# PROBLEM DETAILS:
Repeat all of the material exactly as given.

--- DATA SUPPLIED ---

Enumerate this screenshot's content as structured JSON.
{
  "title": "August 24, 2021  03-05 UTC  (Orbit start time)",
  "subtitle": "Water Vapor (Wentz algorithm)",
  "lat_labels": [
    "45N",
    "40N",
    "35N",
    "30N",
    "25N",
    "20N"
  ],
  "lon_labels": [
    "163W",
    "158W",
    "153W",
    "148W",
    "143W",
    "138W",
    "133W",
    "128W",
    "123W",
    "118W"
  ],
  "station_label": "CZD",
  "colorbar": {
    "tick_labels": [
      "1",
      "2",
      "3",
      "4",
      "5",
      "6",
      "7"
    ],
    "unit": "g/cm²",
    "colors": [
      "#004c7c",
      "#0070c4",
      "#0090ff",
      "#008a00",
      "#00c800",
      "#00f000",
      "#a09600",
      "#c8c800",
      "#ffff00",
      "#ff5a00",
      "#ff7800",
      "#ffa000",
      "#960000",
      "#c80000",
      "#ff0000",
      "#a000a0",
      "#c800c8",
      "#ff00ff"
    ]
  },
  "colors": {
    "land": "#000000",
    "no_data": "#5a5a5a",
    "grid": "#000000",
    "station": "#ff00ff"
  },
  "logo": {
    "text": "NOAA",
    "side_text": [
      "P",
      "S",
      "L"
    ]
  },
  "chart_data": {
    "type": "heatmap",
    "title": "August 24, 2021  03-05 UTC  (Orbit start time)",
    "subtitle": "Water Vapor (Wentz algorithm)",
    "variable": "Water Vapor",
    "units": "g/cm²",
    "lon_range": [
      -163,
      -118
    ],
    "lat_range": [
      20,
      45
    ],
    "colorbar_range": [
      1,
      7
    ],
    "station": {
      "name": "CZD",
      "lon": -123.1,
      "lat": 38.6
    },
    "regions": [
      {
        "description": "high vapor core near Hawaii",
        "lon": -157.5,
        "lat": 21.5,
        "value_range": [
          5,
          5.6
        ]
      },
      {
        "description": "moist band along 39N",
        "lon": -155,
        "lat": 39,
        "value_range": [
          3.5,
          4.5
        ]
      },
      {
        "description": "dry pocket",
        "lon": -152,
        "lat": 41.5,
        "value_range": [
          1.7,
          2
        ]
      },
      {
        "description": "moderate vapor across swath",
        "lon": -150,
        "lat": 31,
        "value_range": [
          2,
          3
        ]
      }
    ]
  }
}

---

# COMPLETED TASK:
Enumerate this screenshot's content as structured JSON.
{
  "title": "August 24, 2021  03-05 UTC  (Orbit start time)",
  "subtitle": "Water Vapor (Wentz algorithm)",
  "lat_labels": [
    "45N",
    "40N",
    "35N",
    "30N",
    "25N",
    "20N"
  ],
  "lon_labels": [
    "163W",
    "158W",
    "153W",
    "148W",
    "143W",
    "138W",
    "133W",
    "128W",
    "123W",
    "118W"
  ],
  "station_label": "CZD",
  "colorbar": {
    "tick_labels": [
      "1",
      "2",
      "3",
      "4",
      "5",
      "6",
      "7"
    ],
    "unit": "g/cm²",
    "colors": [
      "#004c7c",
      "#0070c4",
      "#0090ff",
      "#008a00",
      "#00c800",
      "#00f000",
      "#a09600",
      "#c8c800",
      "#ffff00",
      "#ff5a00",
      "#ff7800",
      "#ffa000",
      "#960000",
      "#c80000",
      "#ff0000",
      "#a000a0",
      "#c800c8",
      "#ff00ff"
    ]
  },
  "colors": {
    "land": "#000000",
    "no_data": "#5a5a5a",
    "grid": "#000000",
    "station": "#ff00ff"
  },
  "logo": {
    "text": "NOAA",
    "side_text": [
      "P",
      "S",
      "L"
    ]
  },
  "chart_data": {
    "type": "heatmap",
    "title": "August 24, 2021  03-05 UTC  (Orbit start time)",
    "subtitle": "Water Vapor (Wentz algorithm)",
    "variable": "Water Vapor",
    "units": "g/cm²",
    "lon_range": [
      -163,
      -118
    ],
    "lat_range": [
      20,
      45
    ],
    "colorbar_range": [
      1,
      7
    ],
    "station": {
      "name": "CZD",
      "lon": -123.1,
      "lat": 38.6
    },
    "regions": [
      {
        "description": "high vapor core near Hawaii",
        "lon": -157.5,
        "lat": 21.5,
        "value_range": [
          5,
          5.6
        ]
      },
      {
        "description": "moist band along 39N",
        "lon": -155,
        "lat": 39,
        "value_range": [
          3.5,
          4.5
        ]
      },
      {
        "description": "dry pocket",
        "lon": -152,
        "lat": 41.5,
        "value_range": [
          1.7,
          2
        ]
      },
      {
        "description": "moderate vapor across swath",
        "lon": -150,
        "lat": 31,
        "value_range": [
          2,
          3
        ]
      }
    ]
  }
}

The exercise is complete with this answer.